## SET PROBLEM
Leave out the pictures and repeat the rest of the material exactly.

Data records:
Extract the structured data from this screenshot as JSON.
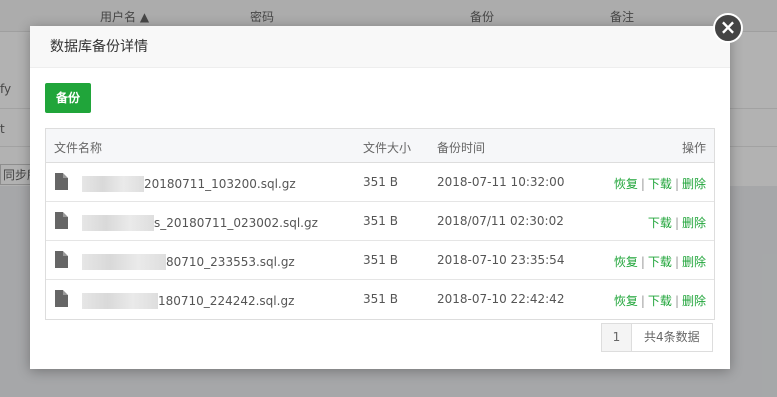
{
  "background": {
    "columns": [
      "用户名 ▲",
      "密码",
      "备份",
      "备注"
    ],
    "row_fragments": [
      "fy",
      "t",
      "同步所"
    ]
  },
  "modal": {
    "title": "数据库备份详情",
    "close_glyph": "×",
    "backup_button": "备份",
    "table": {
      "headers": {
        "name": "文件名称",
        "size": "文件大小",
        "time": "备份时间",
        "ops": "操作"
      },
      "rows": [
        {
          "name": "20180711_103200.sql.gz",
          "size": "351 B",
          "time": "2018-07-11 10:32:00",
          "ops": [
            "恢复",
            "下载",
            "删除"
          ]
        },
        {
          "name": "s_20180711_023002.sql.gz",
          "size": "351 B",
          "time": "2018/07/11 02:30:02",
          "ops": [
            "下载",
            "删除"
          ]
        },
        {
          "name": "80710_233553.sql.gz",
          "size": "351 B",
          "time": "2018-07-10 23:35:54",
          "ops": [
            "恢复",
            "下载",
            "删除"
          ]
        },
        {
          "name": "180710_224242.sql.gz",
          "size": "351 B",
          "time": "2018-07-10 22:42:42",
          "ops": [
            "恢复",
            "下载",
            "删除"
          ]
        }
      ]
    },
    "pagination": {
      "current": "1",
      "total_label": "共4条数据"
    }
  },
  "colors": {
    "accent": "#20a53a"
  }
}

## FINAL RESULT
Extract the structured data from this screenshot as JSON.
{
  "background": {
    "columns": [
      "用户名 ▲",
      "密码",
      "备份",
      "备注"
    ],
    "row_fragments": [
      "fy",
      "t",
      "同步所"
    ]
  },
  "modal": {
    "title": "数据库备份详情",
    "close_glyph": "×",
    "backup_button": "备份",
    "table": {
      "headers": {
        "name": "文件名称",
        "size": "文件大小",
        "time": "备份时间",
        "ops": "操作"
      },
      "rows": [
        {
          "name": "20180711_103200.sql.gz",
          "size": "351 B",
          "time": "2018-07-11 10:32:00",
          "ops": [
            "恢复",
            "下载",
            "删除"
          ]
        },
        {
          "name": "s_20180711_023002.sql.gz",
          "size": "351 B",
          "time": "2018/07/11 02:30:02",
          "ops": [
            "下载",
            "删除"
          ]
        },
        {
          "name": "80710_233553.sql.gz",
          "size": "351 B",
          "time": "2018-07-10 23:35:54",
          "ops": [
            "恢复",
            "下载",
            "删除"
          ]
        },
        {
          "name": "180710_224242.sql.gz",
          "size": "351 B",
          "time": "2018-07-10 22:42:42",
          "ops": [
            "恢复",
            "下载",
            "删除"
          ]
        }
      ]
    },
    "pagination": {
      "current": "1",
      "total_label": "共4条数据"
    }
  },
  "colors": {
    "accent": "#20a53a"
  }
}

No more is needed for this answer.